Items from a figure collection
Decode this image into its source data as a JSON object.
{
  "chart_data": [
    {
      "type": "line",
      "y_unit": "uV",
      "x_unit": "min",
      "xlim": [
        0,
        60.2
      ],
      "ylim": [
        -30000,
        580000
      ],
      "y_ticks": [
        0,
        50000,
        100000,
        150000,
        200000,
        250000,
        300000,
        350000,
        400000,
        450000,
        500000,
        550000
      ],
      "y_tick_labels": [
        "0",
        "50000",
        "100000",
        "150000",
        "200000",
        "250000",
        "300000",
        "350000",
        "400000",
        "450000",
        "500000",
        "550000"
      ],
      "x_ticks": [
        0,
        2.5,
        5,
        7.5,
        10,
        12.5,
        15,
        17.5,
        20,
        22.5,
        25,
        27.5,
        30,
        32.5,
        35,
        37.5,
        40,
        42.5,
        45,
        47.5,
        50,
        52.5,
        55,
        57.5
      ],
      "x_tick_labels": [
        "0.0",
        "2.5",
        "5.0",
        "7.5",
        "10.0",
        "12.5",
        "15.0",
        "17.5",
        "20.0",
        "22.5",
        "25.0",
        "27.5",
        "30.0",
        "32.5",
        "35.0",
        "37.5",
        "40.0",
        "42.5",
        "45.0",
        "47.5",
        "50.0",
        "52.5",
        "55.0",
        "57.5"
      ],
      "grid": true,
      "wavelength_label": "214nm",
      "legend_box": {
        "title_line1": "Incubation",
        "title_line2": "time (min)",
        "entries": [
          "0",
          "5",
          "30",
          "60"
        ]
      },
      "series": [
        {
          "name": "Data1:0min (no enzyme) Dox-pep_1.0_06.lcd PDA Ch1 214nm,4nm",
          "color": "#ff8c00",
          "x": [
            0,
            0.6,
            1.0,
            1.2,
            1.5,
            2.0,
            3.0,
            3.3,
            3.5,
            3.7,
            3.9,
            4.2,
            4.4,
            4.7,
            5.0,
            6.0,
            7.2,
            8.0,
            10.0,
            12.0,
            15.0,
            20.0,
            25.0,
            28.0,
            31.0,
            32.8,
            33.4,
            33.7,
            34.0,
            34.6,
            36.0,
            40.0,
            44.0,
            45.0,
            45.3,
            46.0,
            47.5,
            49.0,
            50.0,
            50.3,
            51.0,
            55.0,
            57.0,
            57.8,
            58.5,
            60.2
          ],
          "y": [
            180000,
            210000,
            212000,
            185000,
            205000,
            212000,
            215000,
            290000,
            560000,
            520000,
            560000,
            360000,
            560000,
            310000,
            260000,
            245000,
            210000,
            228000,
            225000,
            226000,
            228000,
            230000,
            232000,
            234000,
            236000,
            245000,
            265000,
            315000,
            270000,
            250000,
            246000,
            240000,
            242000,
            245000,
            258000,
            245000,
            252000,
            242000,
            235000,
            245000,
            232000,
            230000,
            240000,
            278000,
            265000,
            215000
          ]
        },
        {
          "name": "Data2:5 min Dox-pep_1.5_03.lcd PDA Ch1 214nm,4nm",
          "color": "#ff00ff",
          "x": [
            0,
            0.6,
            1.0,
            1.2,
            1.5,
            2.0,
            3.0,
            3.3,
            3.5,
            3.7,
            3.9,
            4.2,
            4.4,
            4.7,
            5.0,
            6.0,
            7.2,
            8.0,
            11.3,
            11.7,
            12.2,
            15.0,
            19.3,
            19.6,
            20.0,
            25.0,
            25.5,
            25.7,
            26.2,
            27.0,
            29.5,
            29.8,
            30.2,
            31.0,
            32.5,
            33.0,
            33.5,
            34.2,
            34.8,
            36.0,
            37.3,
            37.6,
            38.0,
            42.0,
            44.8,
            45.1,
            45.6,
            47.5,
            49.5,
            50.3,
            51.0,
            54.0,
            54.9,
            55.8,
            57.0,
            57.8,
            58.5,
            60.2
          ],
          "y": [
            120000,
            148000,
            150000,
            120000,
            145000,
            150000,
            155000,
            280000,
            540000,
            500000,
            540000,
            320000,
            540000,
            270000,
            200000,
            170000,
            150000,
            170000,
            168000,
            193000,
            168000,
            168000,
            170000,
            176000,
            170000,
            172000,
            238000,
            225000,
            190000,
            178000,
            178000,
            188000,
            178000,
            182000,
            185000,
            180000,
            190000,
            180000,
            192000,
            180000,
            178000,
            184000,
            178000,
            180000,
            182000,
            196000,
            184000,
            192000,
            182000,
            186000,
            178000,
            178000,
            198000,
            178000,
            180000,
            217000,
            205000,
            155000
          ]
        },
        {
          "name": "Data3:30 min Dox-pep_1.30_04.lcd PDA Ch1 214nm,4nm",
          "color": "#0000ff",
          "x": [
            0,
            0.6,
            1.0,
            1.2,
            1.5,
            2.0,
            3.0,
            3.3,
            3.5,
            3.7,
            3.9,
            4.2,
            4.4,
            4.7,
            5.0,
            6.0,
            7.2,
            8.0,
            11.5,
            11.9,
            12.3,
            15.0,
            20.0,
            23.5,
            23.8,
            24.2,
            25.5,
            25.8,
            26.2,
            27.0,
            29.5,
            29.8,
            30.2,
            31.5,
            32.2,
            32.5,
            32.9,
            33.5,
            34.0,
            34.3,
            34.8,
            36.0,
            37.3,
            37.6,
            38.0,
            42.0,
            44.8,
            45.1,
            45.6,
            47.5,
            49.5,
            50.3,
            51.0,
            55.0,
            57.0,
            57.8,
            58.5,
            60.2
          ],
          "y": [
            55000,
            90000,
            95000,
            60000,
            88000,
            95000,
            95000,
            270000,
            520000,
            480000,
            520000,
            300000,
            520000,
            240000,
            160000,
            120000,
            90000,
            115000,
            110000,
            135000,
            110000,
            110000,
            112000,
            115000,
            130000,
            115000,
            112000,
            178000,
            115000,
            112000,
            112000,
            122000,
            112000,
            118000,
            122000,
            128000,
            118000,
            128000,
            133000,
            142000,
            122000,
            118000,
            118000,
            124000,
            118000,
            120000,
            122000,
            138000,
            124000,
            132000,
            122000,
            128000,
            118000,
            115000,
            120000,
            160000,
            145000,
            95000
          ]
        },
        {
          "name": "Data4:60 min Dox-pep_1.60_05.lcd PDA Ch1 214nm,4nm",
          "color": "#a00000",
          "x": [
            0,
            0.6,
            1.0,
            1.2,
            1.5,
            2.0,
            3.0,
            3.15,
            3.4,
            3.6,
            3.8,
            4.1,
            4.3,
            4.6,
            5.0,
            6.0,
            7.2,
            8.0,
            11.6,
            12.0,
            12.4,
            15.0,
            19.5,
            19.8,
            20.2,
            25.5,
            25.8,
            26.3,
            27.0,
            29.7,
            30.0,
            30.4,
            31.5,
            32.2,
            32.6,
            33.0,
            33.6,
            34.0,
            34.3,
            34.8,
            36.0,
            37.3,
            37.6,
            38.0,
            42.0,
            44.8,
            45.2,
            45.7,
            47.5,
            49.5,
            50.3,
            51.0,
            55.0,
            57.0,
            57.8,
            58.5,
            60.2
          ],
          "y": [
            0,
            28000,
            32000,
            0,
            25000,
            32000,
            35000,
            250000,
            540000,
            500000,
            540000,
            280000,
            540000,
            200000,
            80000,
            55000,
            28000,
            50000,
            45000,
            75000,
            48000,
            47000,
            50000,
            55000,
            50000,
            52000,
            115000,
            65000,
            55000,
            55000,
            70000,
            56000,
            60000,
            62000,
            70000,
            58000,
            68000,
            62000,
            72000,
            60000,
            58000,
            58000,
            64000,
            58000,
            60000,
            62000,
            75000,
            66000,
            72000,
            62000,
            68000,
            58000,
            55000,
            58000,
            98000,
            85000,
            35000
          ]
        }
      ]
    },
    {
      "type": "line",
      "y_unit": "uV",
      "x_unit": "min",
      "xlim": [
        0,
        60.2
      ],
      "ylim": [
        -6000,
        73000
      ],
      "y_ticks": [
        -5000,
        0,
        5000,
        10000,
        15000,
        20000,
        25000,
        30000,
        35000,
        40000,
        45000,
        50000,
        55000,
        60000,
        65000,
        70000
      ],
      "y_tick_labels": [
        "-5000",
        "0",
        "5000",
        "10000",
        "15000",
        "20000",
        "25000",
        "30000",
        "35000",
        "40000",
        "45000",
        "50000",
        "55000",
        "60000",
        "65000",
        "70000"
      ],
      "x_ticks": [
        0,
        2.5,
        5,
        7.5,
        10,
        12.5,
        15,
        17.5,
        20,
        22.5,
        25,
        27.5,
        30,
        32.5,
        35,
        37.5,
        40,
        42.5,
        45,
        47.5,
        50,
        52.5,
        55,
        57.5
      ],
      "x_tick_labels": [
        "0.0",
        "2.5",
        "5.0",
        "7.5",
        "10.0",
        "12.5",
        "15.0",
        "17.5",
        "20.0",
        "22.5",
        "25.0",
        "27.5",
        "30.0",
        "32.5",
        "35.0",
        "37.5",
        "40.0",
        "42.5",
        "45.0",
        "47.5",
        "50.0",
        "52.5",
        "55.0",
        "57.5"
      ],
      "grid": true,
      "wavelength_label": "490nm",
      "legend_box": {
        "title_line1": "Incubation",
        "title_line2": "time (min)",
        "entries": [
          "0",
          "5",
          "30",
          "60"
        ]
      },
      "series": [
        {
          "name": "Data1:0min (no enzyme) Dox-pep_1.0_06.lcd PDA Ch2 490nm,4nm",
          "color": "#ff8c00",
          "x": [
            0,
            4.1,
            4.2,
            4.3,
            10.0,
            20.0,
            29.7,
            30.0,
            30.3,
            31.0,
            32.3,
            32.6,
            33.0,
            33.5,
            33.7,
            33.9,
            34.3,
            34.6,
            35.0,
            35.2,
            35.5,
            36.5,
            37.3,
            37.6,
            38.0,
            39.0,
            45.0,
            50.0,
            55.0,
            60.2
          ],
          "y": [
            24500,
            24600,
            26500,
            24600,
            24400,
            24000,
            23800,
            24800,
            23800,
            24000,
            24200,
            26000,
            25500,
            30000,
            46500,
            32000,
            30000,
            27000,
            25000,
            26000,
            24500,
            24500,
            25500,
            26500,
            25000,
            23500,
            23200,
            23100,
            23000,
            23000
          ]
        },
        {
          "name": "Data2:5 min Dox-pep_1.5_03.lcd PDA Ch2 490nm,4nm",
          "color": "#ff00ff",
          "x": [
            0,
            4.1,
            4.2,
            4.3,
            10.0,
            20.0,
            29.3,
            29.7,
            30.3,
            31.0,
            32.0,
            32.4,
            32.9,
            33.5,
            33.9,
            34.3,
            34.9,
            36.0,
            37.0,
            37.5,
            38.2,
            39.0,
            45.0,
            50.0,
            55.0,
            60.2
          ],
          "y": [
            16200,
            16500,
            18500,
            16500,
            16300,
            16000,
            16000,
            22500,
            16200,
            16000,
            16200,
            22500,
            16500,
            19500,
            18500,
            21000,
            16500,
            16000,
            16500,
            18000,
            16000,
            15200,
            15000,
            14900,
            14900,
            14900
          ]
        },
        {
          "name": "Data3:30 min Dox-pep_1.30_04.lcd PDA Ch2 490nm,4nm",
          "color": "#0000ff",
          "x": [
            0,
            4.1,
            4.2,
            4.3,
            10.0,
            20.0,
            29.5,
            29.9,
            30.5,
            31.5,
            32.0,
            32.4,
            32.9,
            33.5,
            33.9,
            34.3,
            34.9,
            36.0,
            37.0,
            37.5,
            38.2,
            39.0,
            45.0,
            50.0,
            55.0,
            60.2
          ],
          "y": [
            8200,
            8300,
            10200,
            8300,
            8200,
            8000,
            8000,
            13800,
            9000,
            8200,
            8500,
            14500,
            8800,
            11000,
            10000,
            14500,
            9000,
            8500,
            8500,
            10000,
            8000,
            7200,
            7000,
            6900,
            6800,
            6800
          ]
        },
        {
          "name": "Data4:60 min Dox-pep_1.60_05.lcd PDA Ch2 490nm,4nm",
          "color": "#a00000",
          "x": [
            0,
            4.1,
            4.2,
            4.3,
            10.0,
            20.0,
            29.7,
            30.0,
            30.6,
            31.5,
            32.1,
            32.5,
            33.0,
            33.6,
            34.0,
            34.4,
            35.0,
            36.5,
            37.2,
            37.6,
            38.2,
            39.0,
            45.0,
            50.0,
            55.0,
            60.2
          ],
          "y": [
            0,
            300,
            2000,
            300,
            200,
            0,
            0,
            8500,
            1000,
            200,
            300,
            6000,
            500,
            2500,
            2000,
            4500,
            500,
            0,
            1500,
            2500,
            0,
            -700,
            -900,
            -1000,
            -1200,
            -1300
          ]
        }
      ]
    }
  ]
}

▸ **Problem to solve**
Return each line among the entries that holds the word "enzyme".

▸ **Answer section**
          "name": "Data1:0min (no enzyme) Dox-pep_1.0_06.lcd PDA Ch1 214nm,4nm",
          "name": "Data1:0min (no enzyme) Dox-pep_1.0_06.lcd PDA Ch2 490nm,4nm",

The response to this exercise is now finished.